### DATASET RECORDS

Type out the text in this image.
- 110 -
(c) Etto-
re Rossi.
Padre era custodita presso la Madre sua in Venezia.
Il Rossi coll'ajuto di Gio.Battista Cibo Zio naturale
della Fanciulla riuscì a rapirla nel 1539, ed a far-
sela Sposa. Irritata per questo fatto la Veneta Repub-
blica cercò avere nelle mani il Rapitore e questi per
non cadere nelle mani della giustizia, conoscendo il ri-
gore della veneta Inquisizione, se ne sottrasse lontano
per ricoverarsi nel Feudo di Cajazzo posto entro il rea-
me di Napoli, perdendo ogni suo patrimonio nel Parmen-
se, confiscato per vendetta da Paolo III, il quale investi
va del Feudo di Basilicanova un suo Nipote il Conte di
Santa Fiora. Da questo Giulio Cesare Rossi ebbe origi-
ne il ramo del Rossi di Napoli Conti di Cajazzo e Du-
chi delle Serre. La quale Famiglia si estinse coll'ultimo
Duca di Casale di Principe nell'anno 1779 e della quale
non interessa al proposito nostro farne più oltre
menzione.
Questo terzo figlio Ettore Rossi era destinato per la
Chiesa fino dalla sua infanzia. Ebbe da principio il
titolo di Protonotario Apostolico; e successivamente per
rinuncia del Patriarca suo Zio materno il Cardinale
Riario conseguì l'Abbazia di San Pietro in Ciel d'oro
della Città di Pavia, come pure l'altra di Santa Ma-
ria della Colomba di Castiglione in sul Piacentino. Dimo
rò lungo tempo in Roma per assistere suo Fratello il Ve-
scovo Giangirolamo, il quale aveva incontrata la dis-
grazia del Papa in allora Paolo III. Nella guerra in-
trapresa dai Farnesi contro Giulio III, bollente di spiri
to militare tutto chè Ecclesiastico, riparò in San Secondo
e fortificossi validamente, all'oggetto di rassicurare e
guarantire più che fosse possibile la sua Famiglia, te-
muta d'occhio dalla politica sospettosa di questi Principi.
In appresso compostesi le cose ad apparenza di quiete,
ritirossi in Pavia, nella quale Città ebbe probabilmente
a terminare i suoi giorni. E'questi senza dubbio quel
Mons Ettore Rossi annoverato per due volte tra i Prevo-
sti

######

Repeat each record exactly, leaving nothing out.

§ CORRECT RESULT:
Type out the text in this image.
- 110 -
(c) Etto-
re Rossi.
Padre era custodita presso la Madre sua in Venezia.
Il Rossi coll'ajuto di Gio.Battista Cibo Zio naturale
della Fanciulla riuscì a rapirla nel 1539, ed a far-
sela Sposa. Irritata per questo fatto la Veneta Repub-
blica cercò avere nelle mani il Rapitore e questi per
non cadere nelle mani della giustizia, conoscendo il ri-
gore della veneta Inquisizione, se ne sottrasse lontano
per ricoverarsi nel Feudo di Cajazzo posto entro il rea-
me di Napoli, perdendo ogni suo patrimonio nel Parmen-
se, confiscato per vendetta da Paolo III, il quale investi
va del Feudo di Basilicanova un suo Nipote il Conte di
Santa Fiora. Da questo Giulio Cesare Rossi ebbe origi-
ne il ramo del Rossi di Napoli Conti di Cajazzo e Du-
chi delle Serre. La quale Famiglia si estinse coll'ultimo
Duca di Casale di Principe nell'anno 1779 e della quale
non interessa al proposito nostro farne più oltre
menzione.
Questo terzo figlio Ettore Rossi era destinato per la
Chiesa fino dalla sua infanzia. Ebbe da principio il
titolo di Protonotario Apostolico; e successivamente per
rinuncia del Patriarca suo Zio materno il Cardinale
Riario conseguì l'Abbazia di San Pietro in Ciel d'oro
della Città di Pavia, come pure l'altra di Santa Ma-
ria della Colomba di Castiglione in sul Piacentino. Dimo
rò lungo tempo in Roma per assistere suo Fratello il Ve-
scovo Giangirolamo, il quale aveva incontrata la dis-
grazia del Papa in allora Paolo III. Nella guerra in-
trapresa dai Farnesi contro Giulio III, bollente di spiri
to militare tutto chè Ecclesiastico, riparò in San Secondo
e fortificossi validamente, all'oggetto di rassicurare e
guarantire più che fosse possibile la sua Famiglia, te-
muta d'occhio dalla politica sospettosa di questi Principi.
In appresso compostesi le cose ad apparenza di quiete,
ritirossi in Pavia, nella quale Città ebbe probabilmente
a terminare i suoi giorni. E'questi senza dubbio quel
Mons Ettore Rossi annoverato per due volte tra i Prevo-
sti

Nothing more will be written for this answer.